§ Work task 1
Could you copy the patent passage on the attachment element word for word, between "During such movement, the" and "in FIG. 3b.", inclusive?
§ Work task 2
Can you write the next part of the patent passage on the attachment element, picking up after its last sentence?

§ Passage for review
=====

During such movement, the first and second centering surfaces (18,
19) slide one on the other and are kept in contact owing to the
pressure exerted by the helical spring 117. During the
translational movement of the connecting rod 12 in the passage
opening 15, the rounded boss 26 forces the centering block 116 into
a translational movement in the housing 22. In this way, when the
connecting rod 12 moves away from the predefined position shown in
FIG. 3a, the rounded boss 26, given the shape of the spherical
notch 118, pushes the centering block 116 so as to compress the
helical spring 117 by reducing the space 23 between the centering
block 116 and the bottom of the housing 22, as shown in FIG. 3b.
The compression of the helical spring 117 then opposes, in this
case, the relative movement of the connecting rod 12 in the passage
opening 15. Thus, when the connecting rod 12 and/or the attachment
element 100 are no longer long subjected to an outside force
involving their relative movement, as the first and second
centering surfaces (18, 19) are in contact, these sliding one on
the other so as to relax the helical spring 117. Such a sliding
results in returning the connecting rod 12 towards the predefined
position shown in FIG. 3a.
[0042] The centering block 116, pushed by the helical spring 117,
exerts a force on the connecting rod 12, which is kept pressed
against the additional centering surface 24. This additional
centering surface 24, in the same way as the first centering
surface 18, participates in guiding the connecting rod 12 towards
the predefined position of FIG. 3a, owing to its adapted shape
complementary to the rounded boss 26.
[0043] FIGS. 4a, 4b and 4c are longitudinal cross-sectional views
of an attachment element 200 according to a second embodiment of
the invention, in the passage opening 15 in which a connecting rod
12 is introduced similar to that already described in FIGS. 3a and
3b, for example. The attachment element 200 has a head 14 and an
anchor member 13, for example comprising a screw 213, able to move
translationally and/or rotationally relative to each other. In this
embodiment, the head 14 has a housing 22, emerging inside the
passage opening 15. In this embodiment, the housing 22 is a through
housing, along an axis A substantially perpendicular to the axis B
of the passage opening 15. One of the openings of the housing 22
has a rim 27 and the other opening is intended to be closed by a
bolt 225. In this attachment element 200, the centering means 16 is
secured to the anchor member 13 and forms one of the ends 216 of
said screw 213. The anchor member 13 and the rim 27 are designed so
that the screw 213 can extend through the opening of the housing 22
including said rim 27 and so as to prevent the passage of the
centering means 16. According to this embodiment, the spring-back
means 17 has an elastically deformable annular seal 217 arranged
inside the housing 22 and resting on the rim 27, the annular seal
217 being arranged to be inserted between said rim 27 and the
centering means 16. Advantageously, the annular seal 217 is
arranged to exert a rotational return torque between the anchor
member 13 and the head 14, towards an aligned position of these two
members along the transverse axis A: such a return torque is due to
the elasticity of the seal 217, stuck between the housing 22 on the
one hand and the centering means 16 on the other hand. The annular
seal 217 being elastically deformable, it also allows, in addition
to a rotational movement, a translational movement of the end 216
of the screw 213 relative to the head 14 when it undergoes elastic
crushing.

=====

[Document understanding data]
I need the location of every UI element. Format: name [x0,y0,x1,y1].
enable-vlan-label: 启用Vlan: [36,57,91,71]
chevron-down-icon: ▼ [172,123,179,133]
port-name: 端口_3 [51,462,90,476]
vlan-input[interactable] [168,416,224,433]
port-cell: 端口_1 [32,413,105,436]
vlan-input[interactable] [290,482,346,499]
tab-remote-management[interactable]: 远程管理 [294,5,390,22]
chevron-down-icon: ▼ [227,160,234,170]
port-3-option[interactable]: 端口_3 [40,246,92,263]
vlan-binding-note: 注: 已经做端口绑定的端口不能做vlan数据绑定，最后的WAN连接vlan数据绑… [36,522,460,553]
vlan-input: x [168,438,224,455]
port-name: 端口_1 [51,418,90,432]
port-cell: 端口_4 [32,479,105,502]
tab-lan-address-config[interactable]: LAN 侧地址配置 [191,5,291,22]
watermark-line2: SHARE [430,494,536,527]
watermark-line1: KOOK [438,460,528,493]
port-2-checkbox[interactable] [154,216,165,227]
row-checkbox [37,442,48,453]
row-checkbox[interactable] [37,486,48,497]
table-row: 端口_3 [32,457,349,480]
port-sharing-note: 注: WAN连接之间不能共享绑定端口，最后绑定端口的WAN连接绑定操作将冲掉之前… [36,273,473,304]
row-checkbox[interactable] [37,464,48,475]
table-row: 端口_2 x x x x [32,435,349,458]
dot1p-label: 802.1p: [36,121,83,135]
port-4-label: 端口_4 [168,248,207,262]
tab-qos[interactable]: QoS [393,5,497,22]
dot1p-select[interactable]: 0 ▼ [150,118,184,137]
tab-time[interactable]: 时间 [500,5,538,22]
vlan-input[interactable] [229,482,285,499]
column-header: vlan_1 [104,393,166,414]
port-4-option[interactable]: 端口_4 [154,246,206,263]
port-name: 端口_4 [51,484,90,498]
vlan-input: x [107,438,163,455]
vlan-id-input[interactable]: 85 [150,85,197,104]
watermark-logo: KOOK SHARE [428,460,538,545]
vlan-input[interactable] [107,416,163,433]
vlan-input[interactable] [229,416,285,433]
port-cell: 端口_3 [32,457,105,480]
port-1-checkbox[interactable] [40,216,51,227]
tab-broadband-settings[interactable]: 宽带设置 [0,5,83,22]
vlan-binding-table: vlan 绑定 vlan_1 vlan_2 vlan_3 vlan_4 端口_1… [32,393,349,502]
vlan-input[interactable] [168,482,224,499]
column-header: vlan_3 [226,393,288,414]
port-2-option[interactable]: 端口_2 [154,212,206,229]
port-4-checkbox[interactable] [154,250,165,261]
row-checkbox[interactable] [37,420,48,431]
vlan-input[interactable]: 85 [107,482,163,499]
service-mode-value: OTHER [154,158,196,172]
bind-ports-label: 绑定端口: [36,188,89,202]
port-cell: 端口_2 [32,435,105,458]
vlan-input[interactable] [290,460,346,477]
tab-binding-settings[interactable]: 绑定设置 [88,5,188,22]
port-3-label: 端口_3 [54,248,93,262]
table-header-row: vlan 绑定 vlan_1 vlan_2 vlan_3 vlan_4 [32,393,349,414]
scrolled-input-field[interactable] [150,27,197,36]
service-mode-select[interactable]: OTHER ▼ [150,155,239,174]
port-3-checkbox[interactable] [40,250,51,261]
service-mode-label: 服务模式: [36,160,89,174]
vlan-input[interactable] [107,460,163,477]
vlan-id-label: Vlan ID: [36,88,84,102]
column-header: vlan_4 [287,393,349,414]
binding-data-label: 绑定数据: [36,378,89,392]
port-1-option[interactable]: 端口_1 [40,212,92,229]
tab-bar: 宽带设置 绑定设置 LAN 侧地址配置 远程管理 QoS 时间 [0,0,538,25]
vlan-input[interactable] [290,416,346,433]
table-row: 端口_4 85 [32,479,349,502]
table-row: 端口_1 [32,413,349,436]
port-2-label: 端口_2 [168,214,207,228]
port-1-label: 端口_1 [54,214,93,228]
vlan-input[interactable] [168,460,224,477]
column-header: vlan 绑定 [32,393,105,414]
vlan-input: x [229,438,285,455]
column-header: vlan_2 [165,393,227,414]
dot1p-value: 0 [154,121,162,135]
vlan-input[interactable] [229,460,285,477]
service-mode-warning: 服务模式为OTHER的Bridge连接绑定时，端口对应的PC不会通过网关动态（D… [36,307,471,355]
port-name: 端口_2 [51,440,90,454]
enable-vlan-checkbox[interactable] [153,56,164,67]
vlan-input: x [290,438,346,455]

=====

§ Written response 1
During such movement, the first and second centering surfaces (18,
19) slide one on the other and are kept in contact owing to the
pressure exerted by the helical spring 117. During the
translational movement of the connecting rod 12 in the passage
opening 15, the rounded boss 26 forces the centering block 116 into
a translational movement in the housing 22. In this way, when the
connecting rod 12 moves away from the predefined position shown in
FIG. 3a, the rounded boss 26, given the shape of the spherical
notch 118, pushes the centering block 116 so as to compress the
helical spring 117 by reducing the space 23 between the centering
block 116 and the bottom of the housing 22, as shown in FIG. 3b.

§ Written response 2
[0044] The end 216 comprises a first centering surface 18 formed,
according to this embodiment, by a centering rim 218 formed at the
end 216 of the anchor member 13 intended to be opposite the passage
opening 15. When the connecting rod 12 is introduced into the
passage opening 15, it can occupy a predefined and privileged
position, as shown in FIG. 4a, in which the centering rim 218 and
the rounded boss 26 are in contact, and in which the walls of the
passage opening 15 and/or the end of the bolt 215 opposite the
passage opening 15 are also in contact with the rounded boss 26. In
this predefined position, the annular joint 217 does not undergo
dissymmetrical crushing relative to the axis A.
[0045] In the case of a relative movement of the connecting rod 12
and the attachment element 200, the rounded boss 26 in contact with
the centering rim 218 imposes an elastic deformation on the annular
seal 217, visible in particular in FIG. 4c, which creates an
elastic effort tending to return the connecting rod 12 and the
attachment element 200 to a predefined position as described in
Figure 4a. The annular seal 217 has the advantage of allowing a
great freedom of relative movement between the head 14, the screw
213, and the connecting rod 12, rotationally and/or
translationally. In particular, the annular seal 217 allows one of
the screw 213 and the connecting rod 12 as shown in FIG. 4c via the
axes A and B.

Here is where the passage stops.